## BEGIN DATA LINES

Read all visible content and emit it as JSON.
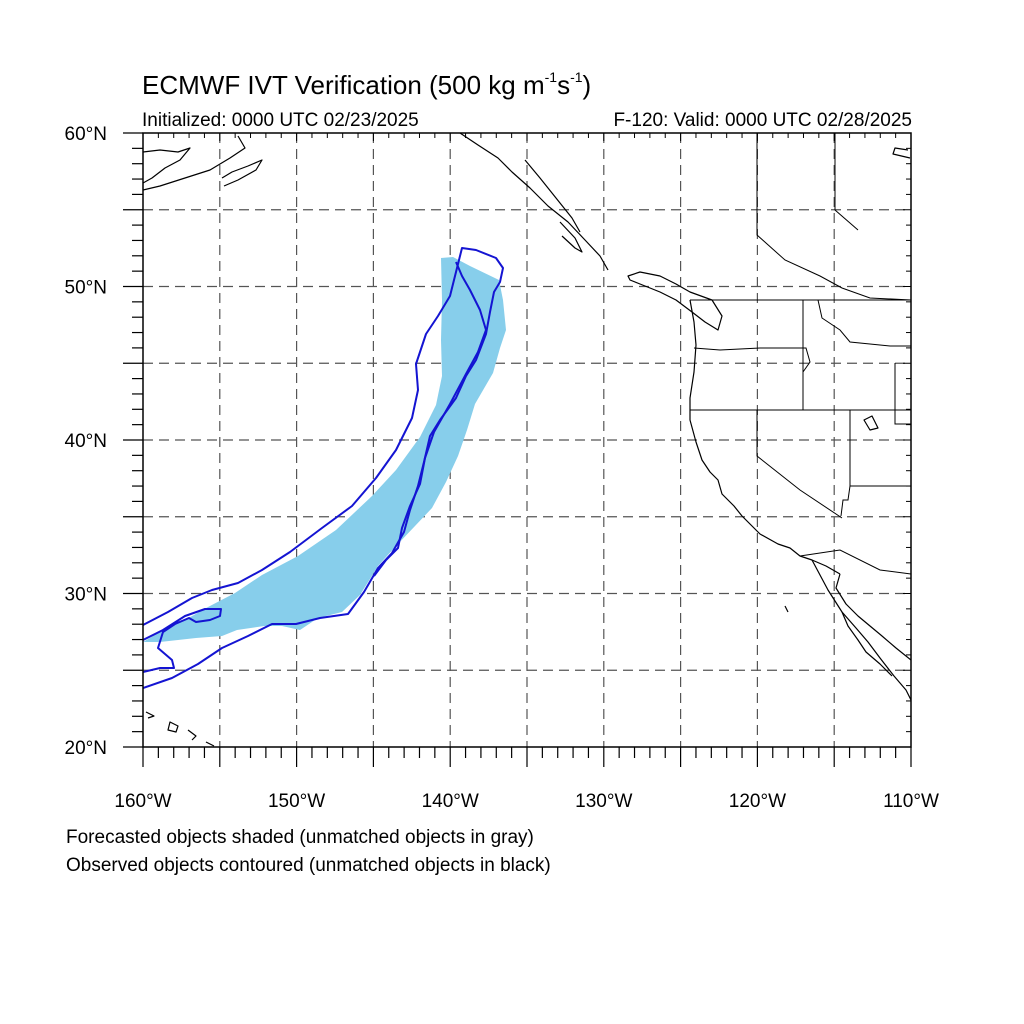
{
  "figure": {
    "title_main": "ECMWF IVT Verification (500 kg m",
    "title_sup1": "-1",
    "title_mid": "s",
    "title_sup2": "-1",
    "title_end": ")",
    "initialized": "Initialized: 0000 UTC 02/23/2025",
    "valid": "F-120: Valid: 0000 UTC 02/28/2025",
    "note_forecast": "Forecasted objects shaded (unmatched objects in gray)",
    "note_observed": "Observed objects contoured (unmatched objects in black)"
  },
  "map": {
    "lon_range": [
      -160,
      -110
    ],
    "lat_range": [
      20,
      60
    ],
    "lon_ticks": [
      {
        "value": -160,
        "label": "160°W"
      },
      {
        "value": -150,
        "label": "150°W"
      },
      {
        "value": -140,
        "label": "140°W"
      },
      {
        "value": -130,
        "label": "130°W"
      },
      {
        "value": -120,
        "label": "120°W"
      },
      {
        "value": -110,
        "label": "110°W"
      }
    ],
    "lat_ticks": [
      {
        "value": 20,
        "label": "20°N"
      },
      {
        "value": 30,
        "label": "30°N"
      },
      {
        "value": 40,
        "label": "40°N"
      },
      {
        "value": 50,
        "label": "50°N"
      },
      {
        "value": 60,
        "label": "60°N"
      }
    ],
    "gridlines": "dashed every 5°",
    "colors": {
      "forecast_fill": "#87ceeb",
      "observed_contour": "#1414d2",
      "coastline": "#000000",
      "grid": "#555555"
    }
  }
}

## END DATA LINES

Any pictures should be dropped; transcribe the rest of the records above exactly.

**COMPLETED EXERCISE**
Read all visible content and emit it as JSON.
{
  "figure": {
    "title_main": "ECMWF IVT Verification (500 kg m",
    "title_sup1": "-1",
    "title_mid": "s",
    "title_sup2": "-1",
    "title_end": ")",
    "initialized": "Initialized: 0000 UTC 02/23/2025",
    "valid": "F-120: Valid: 0000 UTC 02/28/2025",
    "note_forecast": "Forecasted objects shaded (unmatched objects in gray)",
    "note_observed": "Observed objects contoured (unmatched objects in black)"
  },
  "map": {
    "lon_range": [
      -160,
      -110
    ],
    "lat_range": [
      20,
      60
    ],
    "lon_ticks": [
      {
        "value": -160,
        "label": "160°W"
      },
      {
        "value": -150,
        "label": "150°W"
      },
      {
        "value": -140,
        "label": "140°W"
      },
      {
        "value": -130,
        "label": "130°W"
      },
      {
        "value": -120,
        "label": "120°W"
      },
      {
        "value": -110,
        "label": "110°W"
      }
    ],
    "lat_ticks": [
      {
        "value": 20,
        "label": "20°N"
      },
      {
        "value": 30,
        "label": "30°N"
      },
      {
        "value": 40,
        "label": "40°N"
      },
      {
        "value": 50,
        "label": "50°N"
      },
      {
        "value": 60,
        "label": "60°N"
      }
    ],
    "gridlines": "dashed every 5°",
    "colors": {
      "forecast_fill": "#87ceeb",
      "observed_contour": "#1414d2",
      "coastline": "#000000",
      "grid": "#555555"
    }
  }
}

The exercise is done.